>>>

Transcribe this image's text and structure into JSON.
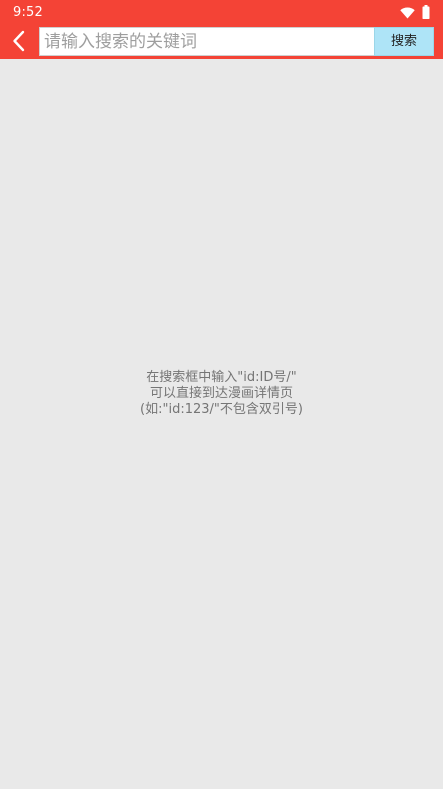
{
  "status_bar": {
    "time": "9:52",
    "icons": [
      "wifi-icon",
      "battery-icon"
    ]
  },
  "toolbar": {
    "back_icon": "chevron-left-icon",
    "search_placeholder": "请输入搜索的关键词",
    "search_value": "",
    "search_button_label": "搜索"
  },
  "hint": {
    "line1": "在搜索框中输入\"id:ID号/\"",
    "line2": "可以直接到达漫画详情页",
    "line3": "(如:\"id:123/\"不包含双引号)"
  },
  "colors": {
    "accent": "#f44336",
    "background": "#e9e9e9",
    "button": "#aee4f7",
    "hint_text": "#757575"
  }
}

<<<

> [Aim of the exercise]: Working from the lines above, reproduce the material exactly and exclude its pictures.

> [Task result]:
Transcribe this image's text and structure into JSON.
{
  "status_bar": {
    "time": "9:52",
    "icons": [
      "wifi-icon",
      "battery-icon"
    ]
  },
  "toolbar": {
    "back_icon": "chevron-left-icon",
    "search_placeholder": "请输入搜索的关键词",
    "search_value": "",
    "search_button_label": "搜索"
  },
  "hint": {
    "line1": "在搜索框中输入\"id:ID号/\"",
    "line2": "可以直接到达漫画详情页",
    "line3": "(如:\"id:123/\"不包含双引号)"
  },
  "colors": {
    "accent": "#f44336",
    "background": "#e9e9e9",
    "button": "#aee4f7",
    "hint_text": "#757575"
  }
}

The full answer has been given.